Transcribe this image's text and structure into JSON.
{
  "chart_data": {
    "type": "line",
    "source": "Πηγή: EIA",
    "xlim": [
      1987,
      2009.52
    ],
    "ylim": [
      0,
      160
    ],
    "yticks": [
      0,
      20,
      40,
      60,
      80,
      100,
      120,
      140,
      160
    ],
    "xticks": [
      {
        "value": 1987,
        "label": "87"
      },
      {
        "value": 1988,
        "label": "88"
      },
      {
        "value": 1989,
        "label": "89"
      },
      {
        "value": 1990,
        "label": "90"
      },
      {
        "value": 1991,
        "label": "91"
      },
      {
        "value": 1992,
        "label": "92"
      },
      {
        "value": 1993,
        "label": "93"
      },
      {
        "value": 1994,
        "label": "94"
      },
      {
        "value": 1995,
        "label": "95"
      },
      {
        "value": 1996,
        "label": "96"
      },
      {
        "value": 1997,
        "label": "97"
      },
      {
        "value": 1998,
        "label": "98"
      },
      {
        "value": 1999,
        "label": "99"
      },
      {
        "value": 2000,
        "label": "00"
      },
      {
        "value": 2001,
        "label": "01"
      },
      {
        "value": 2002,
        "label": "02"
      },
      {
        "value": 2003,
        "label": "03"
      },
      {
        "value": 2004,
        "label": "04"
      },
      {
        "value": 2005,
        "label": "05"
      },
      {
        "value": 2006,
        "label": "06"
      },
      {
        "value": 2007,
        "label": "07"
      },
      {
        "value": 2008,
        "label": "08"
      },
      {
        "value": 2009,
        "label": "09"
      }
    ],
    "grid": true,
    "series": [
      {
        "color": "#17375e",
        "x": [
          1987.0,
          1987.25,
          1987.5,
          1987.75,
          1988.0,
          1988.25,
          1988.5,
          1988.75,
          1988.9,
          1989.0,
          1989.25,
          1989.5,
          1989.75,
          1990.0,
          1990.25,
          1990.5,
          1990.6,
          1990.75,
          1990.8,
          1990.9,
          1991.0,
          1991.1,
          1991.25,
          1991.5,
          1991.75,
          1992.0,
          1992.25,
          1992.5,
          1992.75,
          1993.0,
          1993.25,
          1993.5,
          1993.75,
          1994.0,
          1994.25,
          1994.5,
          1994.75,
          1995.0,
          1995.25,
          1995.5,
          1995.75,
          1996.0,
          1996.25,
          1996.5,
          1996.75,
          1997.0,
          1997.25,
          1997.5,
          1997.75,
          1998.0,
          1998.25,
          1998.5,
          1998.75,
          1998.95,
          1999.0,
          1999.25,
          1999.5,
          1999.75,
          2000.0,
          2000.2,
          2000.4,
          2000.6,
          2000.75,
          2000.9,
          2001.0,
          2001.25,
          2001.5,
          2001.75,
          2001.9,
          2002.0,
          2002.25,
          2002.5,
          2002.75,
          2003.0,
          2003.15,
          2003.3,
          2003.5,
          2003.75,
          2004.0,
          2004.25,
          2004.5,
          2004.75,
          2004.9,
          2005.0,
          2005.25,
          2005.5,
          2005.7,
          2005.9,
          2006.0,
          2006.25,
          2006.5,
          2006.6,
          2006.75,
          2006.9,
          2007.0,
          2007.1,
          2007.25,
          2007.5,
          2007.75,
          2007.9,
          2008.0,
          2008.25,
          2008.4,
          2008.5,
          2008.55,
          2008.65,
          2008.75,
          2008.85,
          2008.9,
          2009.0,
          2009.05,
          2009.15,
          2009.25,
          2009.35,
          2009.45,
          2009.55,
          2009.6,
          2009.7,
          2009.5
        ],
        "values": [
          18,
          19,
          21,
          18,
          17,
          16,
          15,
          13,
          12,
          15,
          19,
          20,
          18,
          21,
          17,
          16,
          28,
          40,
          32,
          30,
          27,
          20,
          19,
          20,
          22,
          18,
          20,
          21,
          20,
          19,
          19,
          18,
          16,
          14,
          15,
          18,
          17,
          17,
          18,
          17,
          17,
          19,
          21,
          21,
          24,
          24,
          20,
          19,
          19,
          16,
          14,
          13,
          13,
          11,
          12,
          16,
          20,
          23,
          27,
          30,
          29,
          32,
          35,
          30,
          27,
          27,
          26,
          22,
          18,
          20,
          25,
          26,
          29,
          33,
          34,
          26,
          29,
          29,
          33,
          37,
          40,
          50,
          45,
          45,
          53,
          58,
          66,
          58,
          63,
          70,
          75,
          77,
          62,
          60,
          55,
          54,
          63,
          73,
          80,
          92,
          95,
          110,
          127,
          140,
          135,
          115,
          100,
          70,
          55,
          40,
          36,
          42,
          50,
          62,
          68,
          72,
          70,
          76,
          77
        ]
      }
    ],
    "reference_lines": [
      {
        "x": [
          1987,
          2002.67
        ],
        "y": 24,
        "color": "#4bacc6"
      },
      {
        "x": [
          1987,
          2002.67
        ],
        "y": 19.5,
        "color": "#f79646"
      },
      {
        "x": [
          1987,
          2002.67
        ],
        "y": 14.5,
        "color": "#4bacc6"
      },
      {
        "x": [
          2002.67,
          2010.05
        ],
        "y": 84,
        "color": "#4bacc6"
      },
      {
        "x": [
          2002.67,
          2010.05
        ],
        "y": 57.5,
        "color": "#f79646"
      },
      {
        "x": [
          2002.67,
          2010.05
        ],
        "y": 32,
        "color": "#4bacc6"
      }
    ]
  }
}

• • • •

Quote the whole listing above, leaving nothing out.

(Problem solution)
Transcribe this image's text and structure into JSON.
{
  "chart_data": {
    "type": "line",
    "source": "Πηγή: EIA",
    "xlim": [
      1987,
      2009.52
    ],
    "ylim": [
      0,
      160
    ],
    "yticks": [
      0,
      20,
      40,
      60,
      80,
      100,
      120,
      140,
      160
    ],
    "xticks": [
      {
        "value": 1987,
        "label": "87"
      },
      {
        "value": 1988,
        "label": "88"
      },
      {
        "value": 1989,
        "label": "89"
      },
      {
        "value": 1990,
        "label": "90"
      },
      {
        "value": 1991,
        "label": "91"
      },
      {
        "value": 1992,
        "label": "92"
      },
      {
        "value": 1993,
        "label": "93"
      },
      {
        "value": 1994,
        "label": "94"
      },
      {
        "value": 1995,
        "label": "95"
      },
      {
        "value": 1996,
        "label": "96"
      },
      {
        "value": 1997,
        "label": "97"
      },
      {
        "value": 1998,
        "label": "98"
      },
      {
        "value": 1999,
        "label": "99"
      },
      {
        "value": 2000,
        "label": "00"
      },
      {
        "value": 2001,
        "label": "01"
      },
      {
        "value": 2002,
        "label": "02"
      },
      {
        "value": 2003,
        "label": "03"
      },
      {
        "value": 2004,
        "label": "04"
      },
      {
        "value": 2005,
        "label": "05"
      },
      {
        "value": 2006,
        "label": "06"
      },
      {
        "value": 2007,
        "label": "07"
      },
      {
        "value": 2008,
        "label": "08"
      },
      {
        "value": 2009,
        "label": "09"
      }
    ],
    "grid": true,
    "series": [
      {
        "color": "#17375e",
        "x": [
          1987.0,
          1987.25,
          1987.5,
          1987.75,
          1988.0,
          1988.25,
          1988.5,
          1988.75,
          1988.9,
          1989.0,
          1989.25,
          1989.5,
          1989.75,
          1990.0,
          1990.25,
          1990.5,
          1990.6,
          1990.75,
          1990.8,
          1990.9,
          1991.0,
          1991.1,
          1991.25,
          1991.5,
          1991.75,
          1992.0,
          1992.25,
          1992.5,
          1992.75,
          1993.0,
          1993.25,
          1993.5,
          1993.75,
          1994.0,
          1994.25,
          1994.5,
          1994.75,
          1995.0,
          1995.25,
          1995.5,
          1995.75,
          1996.0,
          1996.25,
          1996.5,
          1996.75,
          1997.0,
          1997.25,
          1997.5,
          1997.75,
          1998.0,
          1998.25,
          1998.5,
          1998.75,
          1998.95,
          1999.0,
          1999.25,
          1999.5,
          1999.75,
          2000.0,
          2000.2,
          2000.4,
          2000.6,
          2000.75,
          2000.9,
          2001.0,
          2001.25,
          2001.5,
          2001.75,
          2001.9,
          2002.0,
          2002.25,
          2002.5,
          2002.75,
          2003.0,
          2003.15,
          2003.3,
          2003.5,
          2003.75,
          2004.0,
          2004.25,
          2004.5,
          2004.75,
          2004.9,
          2005.0,
          2005.25,
          2005.5,
          2005.7,
          2005.9,
          2006.0,
          2006.25,
          2006.5,
          2006.6,
          2006.75,
          2006.9,
          2007.0,
          2007.1,
          2007.25,
          2007.5,
          2007.75,
          2007.9,
          2008.0,
          2008.25,
          2008.4,
          2008.5,
          2008.55,
          2008.65,
          2008.75,
          2008.85,
          2008.9,
          2009.0,
          2009.05,
          2009.15,
          2009.25,
          2009.35,
          2009.45,
          2009.55,
          2009.6,
          2009.7,
          2009.5
        ],
        "values": [
          18,
          19,
          21,
          18,
          17,
          16,
          15,
          13,
          12,
          15,
          19,
          20,
          18,
          21,
          17,
          16,
          28,
          40,
          32,
          30,
          27,
          20,
          19,
          20,
          22,
          18,
          20,
          21,
          20,
          19,
          19,
          18,
          16,
          14,
          15,
          18,
          17,
          17,
          18,
          17,
          17,
          19,
          21,
          21,
          24,
          24,
          20,
          19,
          19,
          16,
          14,
          13,
          13,
          11,
          12,
          16,
          20,
          23,
          27,
          30,
          29,
          32,
          35,
          30,
          27,
          27,
          26,
          22,
          18,
          20,
          25,
          26,
          29,
          33,
          34,
          26,
          29,
          29,
          33,
          37,
          40,
          50,
          45,
          45,
          53,
          58,
          66,
          58,
          63,
          70,
          75,
          77,
          62,
          60,
          55,
          54,
          63,
          73,
          80,
          92,
          95,
          110,
          127,
          140,
          135,
          115,
          100,
          70,
          55,
          40,
          36,
          42,
          50,
          62,
          68,
          72,
          70,
          76,
          77
        ]
      }
    ],
    "reference_lines": [
      {
        "x": [
          1987,
          2002.67
        ],
        "y": 24,
        "color": "#4bacc6"
      },
      {
        "x": [
          1987,
          2002.67
        ],
        "y": 19.5,
        "color": "#f79646"
      },
      {
        "x": [
          1987,
          2002.67
        ],
        "y": 14.5,
        "color": "#4bacc6"
      },
      {
        "x": [
          2002.67,
          2010.05
        ],
        "y": 84,
        "color": "#4bacc6"
      },
      {
        "x": [
          2002.67,
          2010.05
        ],
        "y": 57.5,
        "color": "#f79646"
      },
      {
        "x": [
          2002.67,
          2010.05
        ],
        "y": 32,
        "color": "#4bacc6"
      }
    ]
  }
}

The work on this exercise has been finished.